START Provided passage
Monday, February 6, 2023

Your Employees will Take Care of Your Customers if you Take Care of Them.


 It has long been understood that retail companies that treat their staff properly also provide the greatest services to clients. And that holds true whether workers are at a customer service centre or on the shop floor. The difference between making a sale and losing a customer for life can be made by going above and beyond.

The situation has become more complicated because of the new lockdown-induced retail formats and the technology available to automate and enhance corporate processes. Many experienced retail workers were furloughed due to the pandemic and are now evaluating their jobs as they are also in increased demand, in addition to having to adapt the way they operated in stores and call centres.

Adapting to change

How can shops combine all three components when retail trends start to feel more typical again?

First, accept that internet buying will continue to be a common and practical choice. It was already expanding before the pandemic. Customers often like the option of curb side or store pickup, particularly for grocery or electrical products. Remote sales demos and assistance from store employees could possibly stick around for a while.

Retailers have had to rethink employment roles for staff, forcing them to be resilient and flexible in accepting new duties. Retailers must run a digital operation that equips their workforce with pertinent tools, as well as data and insights that help them engage with customers and exceed their expectations, to retain the best employees in a competitive market. This operation must also go beyond offering competitive salaries and benefits.

 

Retailers must therefore create an environment in their stores where working is as frictionless and productive as feasible. This might involve offering real-time, AI-powered tools and applications for task management, mobile scheduling, shift swapping and bidding, and real-time communication.

Another area that could help retain brilliant people is improving working circumstances through improved algorithmic merchandising so that warehouses and storefronts are optimized rather than being jammed full and challenging to search or replenish.

 

Retailers are simultaneously facing cost pressure due to growing costs, a lack of qualified employees, and shaky supply chains. They need to find a way to do everything listed above without having to spend money completely replacing their main IT systems.
END Provided passage
START Source material
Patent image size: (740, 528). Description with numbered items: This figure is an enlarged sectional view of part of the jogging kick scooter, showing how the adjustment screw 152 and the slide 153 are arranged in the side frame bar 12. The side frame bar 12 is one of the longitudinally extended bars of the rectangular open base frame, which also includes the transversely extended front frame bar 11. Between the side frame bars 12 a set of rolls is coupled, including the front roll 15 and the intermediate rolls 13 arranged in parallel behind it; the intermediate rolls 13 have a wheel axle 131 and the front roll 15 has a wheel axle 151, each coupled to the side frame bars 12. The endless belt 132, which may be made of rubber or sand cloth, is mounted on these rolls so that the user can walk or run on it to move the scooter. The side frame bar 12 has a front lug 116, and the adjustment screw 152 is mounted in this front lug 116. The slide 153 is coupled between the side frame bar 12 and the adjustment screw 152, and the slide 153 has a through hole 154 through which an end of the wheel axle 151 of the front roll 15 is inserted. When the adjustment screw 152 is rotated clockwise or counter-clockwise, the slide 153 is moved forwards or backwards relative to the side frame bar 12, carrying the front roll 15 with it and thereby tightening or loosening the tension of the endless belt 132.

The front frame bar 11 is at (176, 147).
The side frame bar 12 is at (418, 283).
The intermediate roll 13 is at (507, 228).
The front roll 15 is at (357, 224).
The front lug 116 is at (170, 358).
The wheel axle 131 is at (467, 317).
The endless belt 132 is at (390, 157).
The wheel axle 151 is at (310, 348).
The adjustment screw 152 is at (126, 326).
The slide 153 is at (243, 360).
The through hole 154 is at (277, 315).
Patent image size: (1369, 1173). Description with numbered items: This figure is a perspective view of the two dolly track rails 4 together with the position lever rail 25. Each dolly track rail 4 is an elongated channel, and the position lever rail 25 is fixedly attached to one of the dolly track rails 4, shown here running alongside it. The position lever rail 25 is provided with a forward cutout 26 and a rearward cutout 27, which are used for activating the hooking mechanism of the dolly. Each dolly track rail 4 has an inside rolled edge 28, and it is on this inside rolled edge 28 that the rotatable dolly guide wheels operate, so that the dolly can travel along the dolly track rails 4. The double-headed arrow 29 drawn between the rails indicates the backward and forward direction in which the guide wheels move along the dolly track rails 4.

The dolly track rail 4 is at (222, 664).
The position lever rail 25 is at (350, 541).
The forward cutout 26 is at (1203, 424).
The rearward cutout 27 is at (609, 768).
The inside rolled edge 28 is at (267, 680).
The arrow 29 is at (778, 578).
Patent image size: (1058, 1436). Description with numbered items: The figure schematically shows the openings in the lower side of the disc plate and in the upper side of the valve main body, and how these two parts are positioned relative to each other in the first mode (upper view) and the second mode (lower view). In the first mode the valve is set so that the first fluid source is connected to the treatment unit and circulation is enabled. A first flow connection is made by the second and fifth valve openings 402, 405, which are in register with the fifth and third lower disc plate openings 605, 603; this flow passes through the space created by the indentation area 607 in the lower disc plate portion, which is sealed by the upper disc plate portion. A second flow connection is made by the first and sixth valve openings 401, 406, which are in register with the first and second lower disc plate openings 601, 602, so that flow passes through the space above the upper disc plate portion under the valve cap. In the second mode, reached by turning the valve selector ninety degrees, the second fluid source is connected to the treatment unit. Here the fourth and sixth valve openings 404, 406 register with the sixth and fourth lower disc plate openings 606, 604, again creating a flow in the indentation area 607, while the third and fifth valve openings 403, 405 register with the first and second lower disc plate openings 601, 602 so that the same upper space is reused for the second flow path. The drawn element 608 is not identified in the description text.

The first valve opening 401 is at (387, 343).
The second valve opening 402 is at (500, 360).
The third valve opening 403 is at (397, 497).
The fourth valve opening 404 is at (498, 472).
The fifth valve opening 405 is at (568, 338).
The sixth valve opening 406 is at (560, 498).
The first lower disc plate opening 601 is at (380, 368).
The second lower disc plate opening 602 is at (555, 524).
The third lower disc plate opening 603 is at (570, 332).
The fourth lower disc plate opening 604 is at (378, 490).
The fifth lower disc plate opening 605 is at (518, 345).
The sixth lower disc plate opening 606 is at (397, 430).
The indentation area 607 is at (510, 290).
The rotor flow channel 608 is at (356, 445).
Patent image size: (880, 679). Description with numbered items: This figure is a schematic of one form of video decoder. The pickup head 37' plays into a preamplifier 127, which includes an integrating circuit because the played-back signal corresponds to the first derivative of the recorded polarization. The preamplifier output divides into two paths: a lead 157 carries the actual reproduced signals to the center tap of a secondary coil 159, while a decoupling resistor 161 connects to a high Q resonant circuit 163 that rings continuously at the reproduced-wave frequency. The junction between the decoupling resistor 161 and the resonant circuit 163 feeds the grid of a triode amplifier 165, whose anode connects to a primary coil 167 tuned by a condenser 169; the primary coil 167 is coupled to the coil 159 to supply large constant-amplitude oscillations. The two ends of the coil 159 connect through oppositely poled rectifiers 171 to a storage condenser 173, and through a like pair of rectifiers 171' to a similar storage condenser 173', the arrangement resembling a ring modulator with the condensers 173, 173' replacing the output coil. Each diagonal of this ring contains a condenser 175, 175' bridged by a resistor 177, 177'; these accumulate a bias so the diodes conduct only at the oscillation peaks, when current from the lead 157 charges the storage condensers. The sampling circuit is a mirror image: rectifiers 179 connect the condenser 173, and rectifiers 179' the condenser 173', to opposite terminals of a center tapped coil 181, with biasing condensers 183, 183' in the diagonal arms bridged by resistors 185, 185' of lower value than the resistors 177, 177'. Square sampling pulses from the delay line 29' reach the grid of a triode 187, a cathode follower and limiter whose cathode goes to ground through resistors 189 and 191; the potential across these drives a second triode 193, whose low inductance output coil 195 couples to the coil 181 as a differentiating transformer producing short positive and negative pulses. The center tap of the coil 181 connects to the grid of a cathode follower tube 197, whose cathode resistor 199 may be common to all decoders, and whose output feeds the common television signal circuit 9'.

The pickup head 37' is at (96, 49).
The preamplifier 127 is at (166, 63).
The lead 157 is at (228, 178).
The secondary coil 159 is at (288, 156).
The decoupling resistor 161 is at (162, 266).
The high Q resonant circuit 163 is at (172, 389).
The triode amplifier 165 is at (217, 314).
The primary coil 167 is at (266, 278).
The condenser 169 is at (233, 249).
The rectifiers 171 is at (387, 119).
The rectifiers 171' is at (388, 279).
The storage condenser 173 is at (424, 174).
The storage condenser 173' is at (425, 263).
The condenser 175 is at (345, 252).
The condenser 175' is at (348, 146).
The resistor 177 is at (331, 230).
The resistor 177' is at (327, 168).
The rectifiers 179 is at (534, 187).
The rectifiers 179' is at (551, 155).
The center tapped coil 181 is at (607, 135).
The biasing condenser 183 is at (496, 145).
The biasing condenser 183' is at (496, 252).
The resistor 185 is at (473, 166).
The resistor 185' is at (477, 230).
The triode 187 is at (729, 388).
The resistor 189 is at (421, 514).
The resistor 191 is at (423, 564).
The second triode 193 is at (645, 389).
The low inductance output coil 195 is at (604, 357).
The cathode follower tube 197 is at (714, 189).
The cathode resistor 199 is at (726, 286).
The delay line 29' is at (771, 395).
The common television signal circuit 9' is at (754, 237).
END Source material
▶ Problems and tasks:
A) Using the text on retail employees and customers, say whether each statement agrees with it: (i) Internet buying was already growing before the pandemic. (ii) Retailers are advised to fully replace their main IT systems. (iii) Competitive salaries and benefits are enough by themselves to keep the best employees. Answer yes or no for each and quote the deciding words.
B) Write the next part of the text on retail employees and customers, picking up after its final sentence.

▶ Answers provided:
A)
(i) Yes: "It was already expanding before the pandemic."
(ii) No: "They need to find a way to do everything listed above without having to spend money completely replacing their main IT systems."
(iii) No: "This operation must also go beyond offering competitive salaries and benefits."

B)
digital workplace adoption

The pandemic showed how reliant retailers and consumers were on the work that store and contact centre staff do, and how important they continue to be in servicing customers safely and effectively. It also demonstrated how retailers that had already invested in digital transformation were in a much better position to pivot their operations than those that had not.

 

After years of underinvestment, many retailers are now playing catch-up to equip employees to provide high-quality commerce experiences, placing efficiency and enablement at the top of retail strategies. A third of retail respondents to Gartner’s 2021 CIO Survey indicate plans to increase spending on digital workplaces.

It has been demonstrated that investments in retail digital workspaces, especially those in physical-store environments, enhance sales and raise profitability, establishing a positive investment cycle and generating a sizable competitive advantage. Frontline workers must rank among a retailer's most important investments if it is to develop the skills of shop staff needed to meet customer expectations safely and effectively.

 

Getting paid off your investment.

In the US, Lowe's Home Improvement is one retailer that has established itself as a leader in this field. To make sure frontline employees have the resources and support necessary to do their duties in a difficult climate, investment has been greatly increased.

When the virus started to spread, Lowe's decided to hasten the implementation of curbside pickup across the country. In order to make this possible, it recently finished building an e-commerce platform and gave mobile devices to a third of its store employees. The firm has also placed a stronger emphasis on caring for its staff. During the epidemic, Lowe's invested millions to its retail employees and provided telemedicine, hourly pay hikes, profit-sharing bonuses, and other benefits.

 

As a result, during the previous few quarters, Lowe's sales performance has improved, and its customer satisfaction ratings have increased dramatically. Senior executives in the organization realized that it would be even more difficult to hire the finest candidates if bonuses and incentives were reduced.

Making more frequent and thorough evaluations of the human-machine labor portfolio will be necessary as part of increasing digital workplace investments and giving priority to the frontline personnel in the future. Building digital empowerment in the workplace requires using technology to delegate back-office and mundane tasks and free up people to take on more significant customer-facing roles.

 

However, to maximize corporate value, satisfy customer expectations, and develop and uphold staff trust, merchants must strike the right balance. This will involve taking into account the viability of cutting-edge technology, such as smart checkout, smart robotics, and micro-fulfillment.

 

Beginnings of employee investment

According to our experience working with retailers, the best place to start is by identifying and funding the operations that can have the biggest positive effects on the experiences of store managers and employees. Intelligent automation, for instance, can boost scheduling accuracy and productivity.

Using real-time communication solutions to encourage staff collaboration and information exchange in order to create a support network among store teams is another method to build on this.

Finally, it helps to work closely with the business and store operational leads to evaluate the connectivity of task management with end-to-end retail business processes, including merchandising, channel operations and fulfilment.

Ultimately, it will be a combination of smart digital technologies and empowered employees that will enable retailers to gain a competitive edge in the post-pandemic era of recovery and regrowth.